▶ **Rows**:

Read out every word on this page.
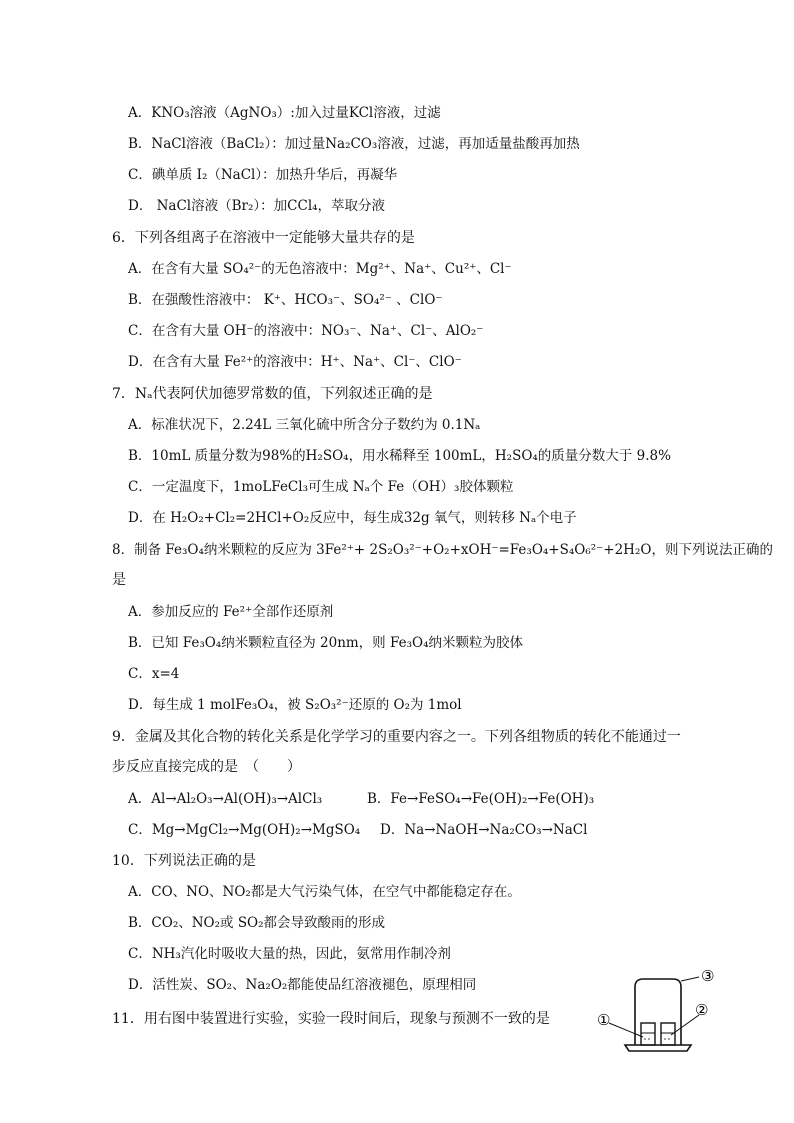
A．KNO₃溶液（AgNO₃）:加入过量KCl溶液，过滤
B．NaCl溶液（BaCl₂）：加过量Na₂CO₃溶液，过滤，再加适量盐酸再加热
C．碘单质 I₂（NaCl）：加热升华后，再凝华
D． NaCl溶液（Br₂）：加CCl₄，萃取分液
6．下列各组离子在溶液中一定能够大量共存的是
A．在含有大量 SO₄²⁻的无色溶液中：Mg²⁺、Na⁺、Cu²⁺、Cl⁻
B．在强酸性溶液中： K⁺、HCO₃⁻、SO₄²⁻ 、ClO⁻
C．在含有大量 OH⁻的溶液中：NO₃⁻、Na⁺、Cl⁻、AlO₂⁻
D．在含有大量 Fe²⁺的溶液中：H⁺、Na⁺、Cl⁻、ClO⁻
7．Nₐ代表阿伏加德罗常数的值，下列叙述正确的是
A．标准状况下，2.24L 三氧化硫中所含分子数约为 0.1Nₐ
B．10mL 质量分数为98%的H₂SO₄，用水稀释至 100mL，H₂SO₄的质量分数大于 9.8%
C．一定温度下，1moLFeCl₃可生成 Nₐ个 Fe（OH）₃胶体颗粒
D．在 H₂O₂+Cl₂=2HCl+O₂反应中，每生成32g 氧气，则转移 Nₐ个电子
8．制备 Fe₃O₄纳米颗粒的反应为 3Fe²⁺+ 2S₂O₃²⁻+O₂+xOH⁻=Fe₃O₄+S₄O₆²⁻+2H₂O，则下列说法正确的
是
A．参加反应的 Fe²⁺全部作还原剂
B．已知 Fe₃O₄纳米颗粒直径为 20nm，则 Fe₃O₄纳米颗粒为胶体
C．x=4
D．每生成 1 molFe₃O₄，被 S₂O₃²⁻还原的 O₂为 1mol
9．金属及其化合物的转化关系是化学学习的重要内容之一。下列各组物质的转化不能通过一
步反应直接完成的是　（　　）
A．Al→Al₂O₃→Al(OH)₃→AlCl₃	B．Fe→FeSO₄→Fe(OH)₂→Fe(OH)₃
C．Mg→MgCl₂→Mg(OH)₂→MgSO₄ D．Na→NaOH→Na₂CO₃→NaCl
10．下列说法正确的是
A．CO、NO、NO₂都是大气污染气体，在空气中都能稳定存在。
B．CO₂、NO₂或 SO₂都会导致酸雨的形成
C．NH₃汽化时吸收大量的热，因此，氨常用作制冷剂
D．活性炭、SO₂、Na₂O₂都能使品红溶液褪色，原理相同
11．用右图中装置进行实验，实验一段时间后，现象与预测不一致的是	①
②
③
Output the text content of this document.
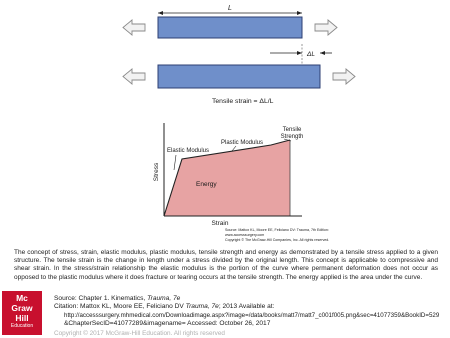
L
ΔL
Tensile strain = ΔL/L
Stress
Strain
Tensile
Strength
Plastic Modulus
Elastic Modulus
Energy
Source: Mattox KL, Moore EE, Feliciano DV: Trauma, 7th Edition:
www.accesssurgery.com
Copyright © The McGraw-Hill Companies, Inc. All rights reserved.
The concept of stress, strain, elastic modulus, plastic modulus, tensile strength and energy as demonstrated by a tensile stress applied to a given structure. The tensile strain is the change in length under a stress divided by the original length. This concept is applicable to compressive and shear strain. In the stress/strain relationship the elastic modulus is the portion of the curve where permanent deformation does not occur as opposed to the plastic modulus where it does fracture or tearing occurs at the tensile strength. The energy applied is the area under the curve.
Mc
Graw
Hill
Education
Source: Chapter 1. Kinematics, Trauma, 7e
Citation: Mattox KL, Moore EE, Feliciano DV Trauma, 7e; 2013 Available at:
http://accesssurgery.mhmedical.com/Downloadimage.aspx?image=/data/books/matt7/matt7_c001f005.png&sec=41077359&BookID=529
&ChapterSecID=41077289&imagename= Accessed: October 26, 2017
Copyright © 2017 McGraw-Hill Education. All rights reserved
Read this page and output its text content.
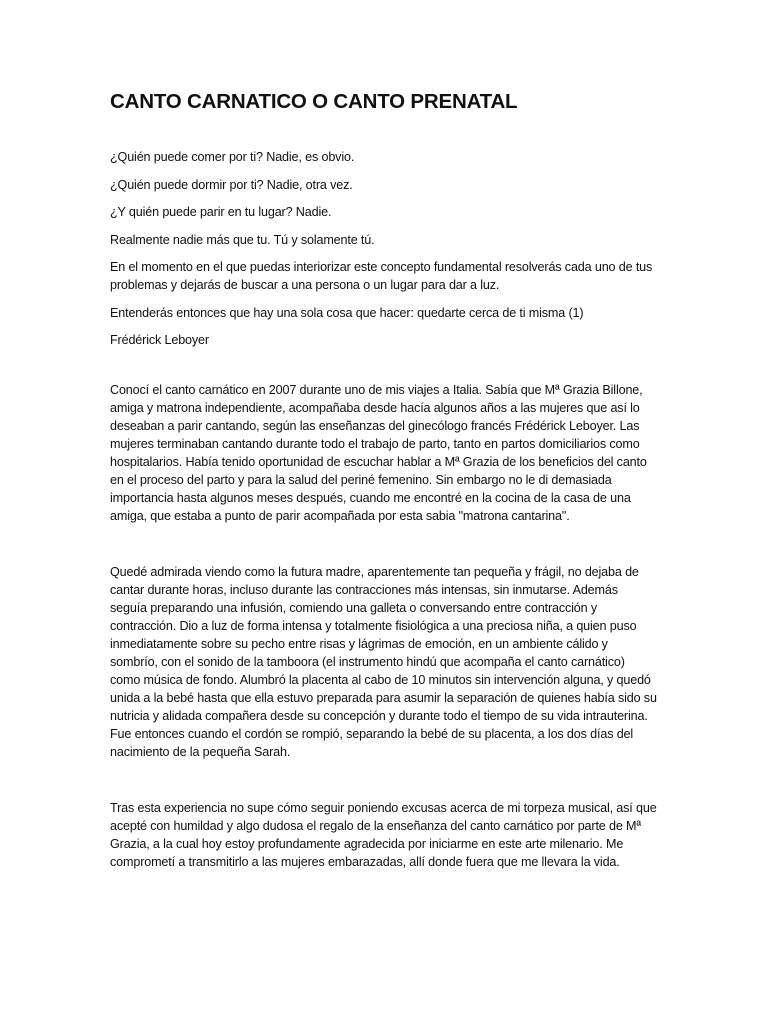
CANTO CARNATICO O CANTO PRENATAL

¿Quién puede comer por ti? Nadie, es obvio.

¿Quién puede dormir por ti? Nadie, otra vez.

¿Y quién puede parir en tu lugar? Nadie.

Realmente nadie más que tu. Tú y solamente tú.

En el momento en el que puedas interiorizar este concepto fundamental resolverás cada uno de tus problemas y dejarás de buscar a una persona o un lugar para dar a luz.

Entenderás entonces que hay una sola cosa que hacer: quedarte cerca de ti misma (1)

Frédérick Leboyer

Conocí el canto carnático en 2007 durante uno de mis viajes a Italia. Sabía que Mª Grazia Billone, amiga y matrona independiente, acompañaba desde hacía algunos años a las mujeres que así lo deseaban a parir cantando, según las enseñanzas del ginecólogo francés Frédérick Leboyer. Las mujeres terminaban cantando durante todo el trabajo de parto, tanto en partos domiciliarios como hospitalarios. Había tenido oportunidad de escuchar hablar a Mª Grazia de los beneficios del canto en el proceso del parto y para la salud del periné femenino. Sin embargo no le di demasiada importancia hasta algunos meses después, cuando me encontré en la cocina de la casa de una amiga, que estaba a punto de parir acompañada por esta sabia "matrona cantarina".

Quedé admirada viendo como la futura madre, aparentemente tan pequeña y frágil, no dejaba de cantar durante horas, incluso durante las contracciones más intensas, sin inmutarse. Además seguía preparando una infusión, comiendo una galleta o conversando entre contracción y contracción. Dio a luz de forma intensa y totalmente fisiológica a una preciosa niña, a quien puso inmediatamente sobre su pecho entre risas y lágrimas de emoción, en un ambiente cálido y sombrío, con el sonido de la tamboora (el instrumento hindú que acompaña el canto carnático) como música de fondo. Alumbró la placenta al cabo de 10 minutos sin intervención alguna, y quedó unida a la bebé hasta que ella estuvo preparada para asumir la separación de quienes había sido su nutricia y alidada compañera desde su concepción y durante todo el tiempo de su vida intrauterina. Fue entonces cuando el cordón se rompió, separando la bebé de su placenta, a los dos días del nacimiento de la pequeña Sarah.

Tras esta experiencia no supe cómo seguir poniendo excusas acerca de mi torpeza musical, así que acepté con humildad y algo dudosa el regalo de la enseñanza del canto carnático por parte de Mª Grazia, a la cual hoy estoy profundamente agradecida por iniciarme en este arte milenario. Me comprometí a transmitirlo a las mujeres embarazadas, allí donde fuera que me llevara la vida.
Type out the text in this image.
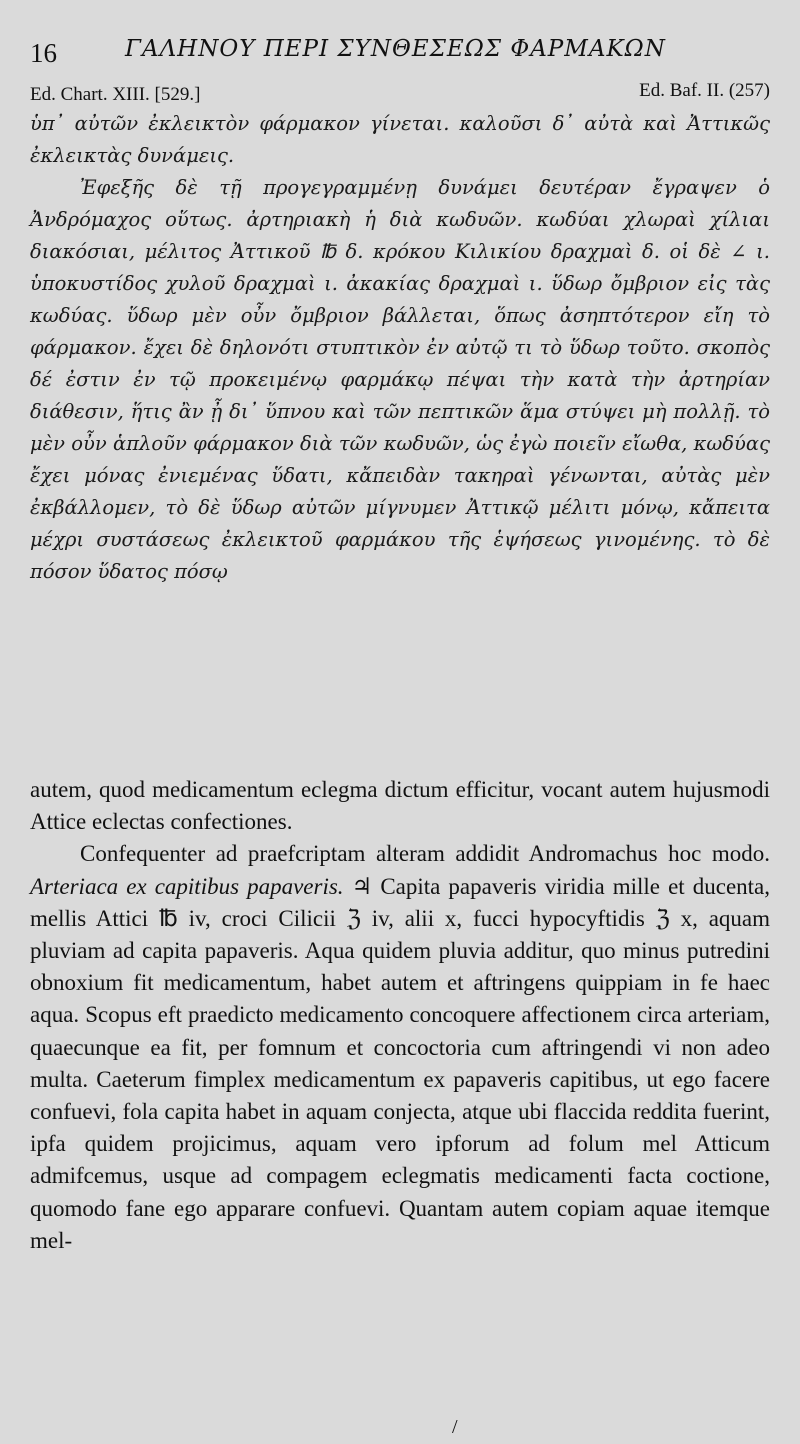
16	ΓΑΛΗΝΟΥ ΠΕΡΙ ΣΥΝΘΕΣΕΩΣ ΦΑΡΜΑΚΩΝ
Ed. Chart. XIII. [529.]	Ed. Baf. II. (257)

ὑπ᾽ αὐτῶν ἐκλεικτὸν φάρμακον γίνεται. καλοῦσι δ᾽ αὐτὰ καὶ Ἀττικῶς ἐκλεικτὰς δυνάμεις.

Ἐφεξῆς δὲ τῇ προγεγραμμένῃ δυνάμει δευτέραν ἔγραψεν ὁ Ἀνδρόμαχος οὕτως. ἀρτηριακὴ ἡ διὰ κωδυῶν. κωδύαι χλωραὶ χίλιαι διακόσιαι, μέλιτος Ἀττικοῦ ℔ δ. κρόκου Κιλικίου δραχμαὶ δ. οἱ δὲ ∠ ι. ὑποκυστίδος χυλοῦ δραχμαὶ ι. ἀκακίας δραχμαὶ ι. ὕδωρ ὄμβριον εἰς τὰς κωδύας. ὕδωρ μὲν οὖν ὄμβριον βάλλεται, ὅπως ἀσηπτότερον εἴη τὸ φάρμακον. ἔχει δὲ δηλονότι στυπτικὸν ἐν αὐτῷ τι τὸ ὕδωρ τοῦτο. σκοπὸς δέ ἐστιν ἐν τῷ προκειμένῳ φαρμάκῳ πέψαι τὴν κατὰ τὴν ἀρτηρίαν διάθεσιν, ἥτις ἂν ᾖ δι᾽ ὕπνου καὶ τῶν πεπτικῶν ἅμα στύψει μὴ πολλῇ. τὸ μὲν οὖν ἁπλοῦν φάρμακον διὰ τῶν κωδυῶν, ὡς ἐγὼ ποιεῖν εἴωθα, κωδύας ἔχει μόνας ἐνιεμένας ὕδατι, κἄπειδὰν τακηραὶ γένωνται, αὐτὰς μὲν ἐκβάλλομεν, τὸ δὲ ὕδωρ αὐτῶν μίγνυμεν Ἀττικῷ μέλιτι μόνῳ, κἄπειτα μέχρι συστάσεως ἐκλεικτοῦ φαρμάκου τῆς ἑψήσεως γινομένης. τὸ δὲ πόσον ὕδατος πόσῳ

autem, quod medicamentum eclegma dictum efficitur, vocant autem hujusmodi Attice eclectas confectiones.

Confequenter ad praefcriptam alteram addidit Andromachus hoc modo. Arteriaca ex capitibus papaveris. ♃ Capita papaveris viridia mille et ducenta, mellis Attici ℔ iv, croci Cilicii ℨ iv, alii x, fucci hypocyftidis ℨ x, aquam pluviam ad capita papaveris. Aqua quidem pluvia additur, quo minus putredini obnoxium fit medicamentum, habet autem et aftringens quippiam in fe haec aqua. Scopus eft praedicto medicamento concoquere affectionem circa arteriam, quaecunque ea fit, per fomnum et concoctoria cum aftringendi vi non adeo multa. Caeterum fimplex medicamentum ex papaveris capitibus, ut ego facere confuevi, fola capita habet in aquam conjecta, atque ubi flaccida reddita fuerint, ipfa quidem projicimus, aquam vero ipforum ad folum mel Atticum admifcemus, usque ad compagem eclegmatis medicamenti facta coctione, quomodo fane ego apparare confuevi. Quantam autem copiam aquae itemque mel-

/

▶ **Problem to solve**: Return each full line of the entries that contains the word "Read".

▶ **Response**:
Read out every word on this page.
Read this page and output its text content.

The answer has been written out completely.